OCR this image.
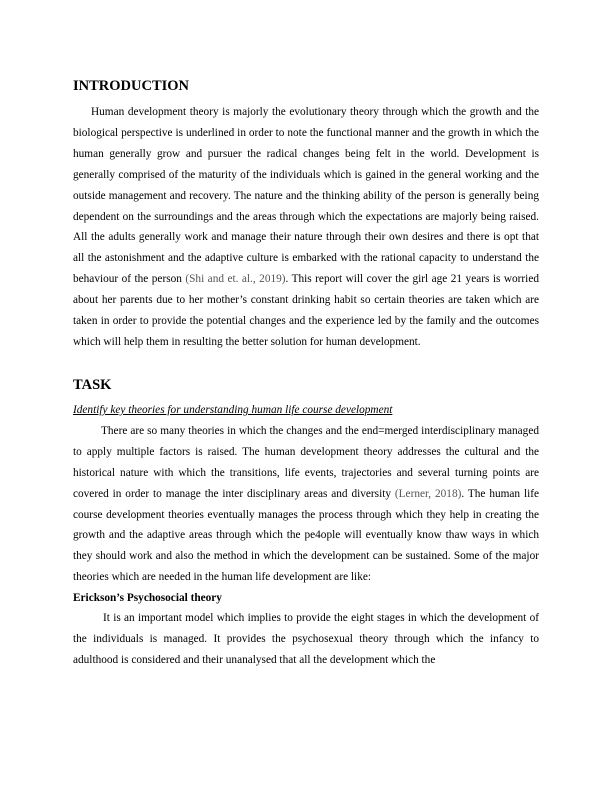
INTRODUCTION

Human development theory is majorly the evolutionary theory through which the growth and the biological perspective is underlined in order to note the functional manner and the growth in which the human generally grow and pursuer the radical changes being felt in the world. Development is generally comprised of the maturity of the individuals which is gained in the general working and the outside management and recovery. The nature and the thinking ability of the person is generally being dependent on the surroundings and the areas through which the expectations are majorly being raised. All the adults generally work and manage their nature through their own desires and there is opt that all the astonishment and the adaptive culture is embarked with the rational capacity to understand the behaviour of the person (Shi and et. al., 2019). This report will cover the girl age 21 years is worried about her parents due to her mother’s constant drinking habit so certain theories are taken which are taken in order to provide the potential changes and the experience led by the family and the outcomes which will help them in resulting the better solution for human development.

TASK
Identify key theories for understanding human life course development

There are so many theories in which the changes and the end=merged interdisciplinary managed to apply multiple factors is raised. The human development theory addresses the cultural and the historical nature with which the transitions, life events, trajectories and several turning points are covered in order to manage the inter disciplinary areas and diversity (Lerner, 2018). The human life course development theories eventually manages the process through which they help in creating the growth and the adaptive areas through which the pe4ople will eventually know thaw ways in which they should work and also the method in which the development can be sustained. Some of the major theories which are needed in the human life development are like:

Erickson’s Psychosocial theory

It is an important model which implies to provide the eight stages in which the development of the individuals is managed. It provides the psychosexual theory through which the infancy to adulthood is considered and their unanalysed that all the development which the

#### Work instructions
Copy all the records above exactly, but leave out the pictures.

#### Problem solution
OCR this image.
INTRODUCTION

Human development theory is majorly the evolutionary theory through which the growth and the biological perspective is underlined in order to note the functional manner and the growth in which the human generally grow and pursuer the radical changes being felt in the world. Development is generally comprised of the maturity of the individuals which is gained in the general working and the outside management and recovery. The nature and the thinking ability of the person is generally being dependent on the surroundings and the areas through which the expectations are majorly being raised. All the adults generally work and manage their nature through their own desires and there is opt that all the astonishment and the adaptive culture is embarked with the rational capacity to understand the behaviour of the person (Shi and et. al., 2019). This report will cover the girl age 21 years is worried about her parents due to her mother’s constant drinking habit so certain theories are taken which are taken in order to provide the potential changes and the experience led by the family and the outcomes which will help them in resulting the better solution for human development.

TASK
Identify key theories for understanding human life course development

There are so many theories in which the changes and the end=merged interdisciplinary managed to apply multiple factors is raised. The human development theory addresses the cultural and the historical nature with which the transitions, life events, trajectories and several turning points are covered in order to manage the inter disciplinary areas and diversity (Lerner, 2018). The human life course development theories eventually manages the process through which they help in creating the growth and the adaptive areas through which the pe4ople will eventually know thaw ways in which they should work and also the method in which the development can be sustained. Some of the major theories which are needed in the human life development are like:

Erickson’s Psychosocial theory

It is an important model which implies to provide the eight stages in which the development of the individuals is managed. It provides the psychosexual theory through which the infancy to adulthood is considered and their unanalysed that all the development which the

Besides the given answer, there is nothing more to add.